═════ Passage provided ═════
# Influential sociotypes in your life



## Slimblue (Jan 22, 2013)

What are sociotypes of family members you grew up with? Include the types of individuals that you believe influenced you in some way in the past. Such as extended family members, childhood friends, teachers, role models, etc. Feel free to include close friends, coworkers, or anyone else you believe is presently notable.

If you aren't sure about a type, DO NOT arbitrarily pick one based on your perceived relationship with them. Ex. Supervisor, Duality, Conflict

Instead choose their most likely quadra and their most likely club of the socion. Ex. Alpha NT, Beta ST


----------



## RoSoDude (Apr 3, 2012)

Mother - LSE
Father - LII
Twin brother - ILE
@_Stan the Woz_ - ILI
This one good friend of mine - LII
Another good friend - LSI
Girlfriend - IEE


----------



## surra (Oct 1, 2012)

As a group Gamma and SEI. Everybody except my LSI dad are ethicals as well and that's why I feel I will never be understood as I am since they don't work things out like I do all. They are not familiar with socionics either and the conflicts around F/T would still happen because we fundamentally reject. 

They reject me and since they agree on surface about everything I'm the odd one out. Guess that's how it goes if you are the only logical.


----------



## GreenCoyote (Nov 2, 2009)

dad LII
mom ESE
sister unknown maybe SEI
close friend ESI
crush LSI
me IEI or EIE


----------



## Jewl (Feb 28, 2012)

Sister -- LSE. She actually jokes about being a robot. She's fiery, creative, and confident. She's an artist. And I'm pretty sure the only reason I've been able to apply myself to my schoolwork is because she has been there helping me learn how to do so.
═════
[Questions]
a. Please say whether each statement agrees with the sociotypes thread, answering yes or no and quoting the words that decide it: (i) RoSoDude lists a twin brother typed as ILE. (ii) GreenCoyote types their mom as LSE. (iii) Jewl's sister is an artist.
b. Supply what comes next in the sociotypes thread, starting after its final sentence.
The entries have nothing to do with the sociotypes thread.
═════ Data shown ═════
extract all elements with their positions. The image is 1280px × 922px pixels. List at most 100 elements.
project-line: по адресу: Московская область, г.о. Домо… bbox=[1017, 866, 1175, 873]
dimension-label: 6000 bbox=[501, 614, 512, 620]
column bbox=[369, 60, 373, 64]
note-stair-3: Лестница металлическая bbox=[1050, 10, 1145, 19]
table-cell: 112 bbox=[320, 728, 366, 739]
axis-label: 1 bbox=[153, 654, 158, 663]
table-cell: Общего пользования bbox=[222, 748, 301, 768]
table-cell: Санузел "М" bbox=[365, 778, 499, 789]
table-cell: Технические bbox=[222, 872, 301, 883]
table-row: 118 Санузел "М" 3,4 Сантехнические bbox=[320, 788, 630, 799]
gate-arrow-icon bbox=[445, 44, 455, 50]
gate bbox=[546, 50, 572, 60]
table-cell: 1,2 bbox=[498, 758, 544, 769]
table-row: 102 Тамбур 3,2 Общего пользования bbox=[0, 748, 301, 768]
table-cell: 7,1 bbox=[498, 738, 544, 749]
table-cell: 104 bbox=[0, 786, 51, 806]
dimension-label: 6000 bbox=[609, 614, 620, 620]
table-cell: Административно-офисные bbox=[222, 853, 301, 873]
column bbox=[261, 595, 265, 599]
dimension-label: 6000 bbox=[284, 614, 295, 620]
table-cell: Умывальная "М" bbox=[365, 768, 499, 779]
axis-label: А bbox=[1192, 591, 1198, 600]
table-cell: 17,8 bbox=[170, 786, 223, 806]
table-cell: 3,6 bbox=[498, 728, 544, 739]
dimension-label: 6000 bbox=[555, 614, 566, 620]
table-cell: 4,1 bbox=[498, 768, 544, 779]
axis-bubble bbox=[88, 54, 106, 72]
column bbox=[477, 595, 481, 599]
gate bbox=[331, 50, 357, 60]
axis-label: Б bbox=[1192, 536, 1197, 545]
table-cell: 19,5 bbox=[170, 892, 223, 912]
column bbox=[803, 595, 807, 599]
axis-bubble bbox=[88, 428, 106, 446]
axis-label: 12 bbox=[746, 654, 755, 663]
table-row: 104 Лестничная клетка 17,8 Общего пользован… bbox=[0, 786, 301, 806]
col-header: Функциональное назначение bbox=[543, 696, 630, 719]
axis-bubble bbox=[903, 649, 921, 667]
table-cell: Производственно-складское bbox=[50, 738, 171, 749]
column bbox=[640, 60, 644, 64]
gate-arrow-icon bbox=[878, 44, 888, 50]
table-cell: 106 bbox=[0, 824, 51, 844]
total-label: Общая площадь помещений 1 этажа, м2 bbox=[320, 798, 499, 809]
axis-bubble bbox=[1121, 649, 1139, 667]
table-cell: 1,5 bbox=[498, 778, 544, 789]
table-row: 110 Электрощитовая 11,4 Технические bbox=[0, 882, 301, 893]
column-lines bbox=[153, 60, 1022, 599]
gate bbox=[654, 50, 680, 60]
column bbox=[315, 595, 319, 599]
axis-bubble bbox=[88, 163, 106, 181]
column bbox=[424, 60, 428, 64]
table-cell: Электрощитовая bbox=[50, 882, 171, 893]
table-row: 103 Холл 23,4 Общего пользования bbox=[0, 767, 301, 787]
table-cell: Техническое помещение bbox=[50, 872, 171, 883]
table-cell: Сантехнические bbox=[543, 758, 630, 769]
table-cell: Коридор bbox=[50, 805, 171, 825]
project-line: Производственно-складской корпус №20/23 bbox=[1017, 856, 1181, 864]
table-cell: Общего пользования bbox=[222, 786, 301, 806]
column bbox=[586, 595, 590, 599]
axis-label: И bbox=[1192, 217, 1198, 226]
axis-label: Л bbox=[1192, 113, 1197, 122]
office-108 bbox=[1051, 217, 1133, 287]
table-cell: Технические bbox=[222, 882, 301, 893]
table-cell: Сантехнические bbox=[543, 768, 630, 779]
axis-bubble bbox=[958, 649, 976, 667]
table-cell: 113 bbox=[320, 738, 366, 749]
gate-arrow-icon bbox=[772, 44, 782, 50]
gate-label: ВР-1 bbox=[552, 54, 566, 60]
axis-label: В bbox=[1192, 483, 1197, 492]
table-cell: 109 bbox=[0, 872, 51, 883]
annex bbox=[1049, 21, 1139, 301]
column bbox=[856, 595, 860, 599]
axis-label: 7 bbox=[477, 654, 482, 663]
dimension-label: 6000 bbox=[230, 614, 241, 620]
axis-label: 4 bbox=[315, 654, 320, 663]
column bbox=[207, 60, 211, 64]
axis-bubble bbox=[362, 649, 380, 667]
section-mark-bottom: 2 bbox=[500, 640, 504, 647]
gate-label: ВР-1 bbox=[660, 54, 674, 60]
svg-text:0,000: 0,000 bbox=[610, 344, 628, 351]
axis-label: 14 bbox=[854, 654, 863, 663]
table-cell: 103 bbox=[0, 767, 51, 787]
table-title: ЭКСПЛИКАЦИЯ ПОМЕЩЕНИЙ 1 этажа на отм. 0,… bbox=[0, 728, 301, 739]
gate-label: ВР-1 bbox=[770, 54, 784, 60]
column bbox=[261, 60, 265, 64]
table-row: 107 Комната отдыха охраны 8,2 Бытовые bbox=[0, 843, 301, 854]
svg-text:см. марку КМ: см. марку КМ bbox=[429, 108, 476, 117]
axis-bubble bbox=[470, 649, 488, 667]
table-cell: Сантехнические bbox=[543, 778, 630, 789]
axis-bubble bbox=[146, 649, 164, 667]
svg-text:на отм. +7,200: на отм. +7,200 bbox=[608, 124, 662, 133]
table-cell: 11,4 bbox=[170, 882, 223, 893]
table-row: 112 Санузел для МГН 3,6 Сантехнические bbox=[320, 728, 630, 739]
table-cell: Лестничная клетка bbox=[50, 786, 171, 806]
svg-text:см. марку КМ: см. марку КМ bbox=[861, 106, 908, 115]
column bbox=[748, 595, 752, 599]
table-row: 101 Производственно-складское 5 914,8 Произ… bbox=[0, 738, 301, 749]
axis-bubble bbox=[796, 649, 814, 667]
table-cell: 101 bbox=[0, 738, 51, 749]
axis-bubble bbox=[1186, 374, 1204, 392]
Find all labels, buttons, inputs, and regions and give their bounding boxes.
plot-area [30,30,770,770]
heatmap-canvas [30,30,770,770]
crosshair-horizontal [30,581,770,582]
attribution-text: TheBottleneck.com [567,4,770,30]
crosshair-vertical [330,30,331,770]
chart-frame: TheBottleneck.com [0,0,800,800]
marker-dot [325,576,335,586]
═════
[Results in order]
a.
(i) Yes: "Twin brother - ILE"
(ii) No: "mom ESE"
(iii) Yes: "She's an artist."

b.
Mother -- ESE. As opposed to being a very "typical female" persona, my mom has this tomboy streak (even while remaining very in touch with her feminine side). I say this because people see "ESE" and associate it with typical female traits. She's fairly athletic. She loves gardening. She dances a bit. She's creative. She loves trying new things and encourages me to do the same and to go after my interests. And she has this incredible gift of keeping the bonds between people. Her side of the family was splintered. She pieced it back together again and now everybody has an actually good relationship, even if there are some rough sides to it. 

She hates hurting people. One time just two days ago she said something that hurt me while at some store. She wouldn't leave the parking lot until she had apologized and sincerely asked for my forgiveness and asked if there was anything she could do or say to make it up to me. And it wasn't even a totally huge deal and she hadn't meant what she had said (and certainly hadn't meant to hurt me) in the first place. And another thing: she never just says "sorry". She honestly goes back and rights things. 

Please note I actually talked to my sister and mother about what types they think they are before jumping to a random conclusion. 

I'm not 100% sure about my dad's type, but know that he's awesome too. ^^ 

One of my extremely good friends is LII, and so is my brother. I don't think I've ever gotten along with a person so well when it comes to ways of thinking. My good friend and I tend to talk about philosophy quite a bit, sometimes with a side of physics/mathematics (although I have a harder time understandings the mathematics side of things than he does). We both play the piano as well. 

Another one of my extremely good friends is also ESE. We consider each other to be sisters and joke about being engaged. I've never met somebody quite as sincere and genuine as her. She is incredibly honest. 

There's so many other people I could mention. Those are the people who first come to mind.


----------



## Slimblue (Jan 22, 2013)

Father ILI-Ni
Stepmom ESI-Se
Mother ESE-Si
Brother SLE-Ti?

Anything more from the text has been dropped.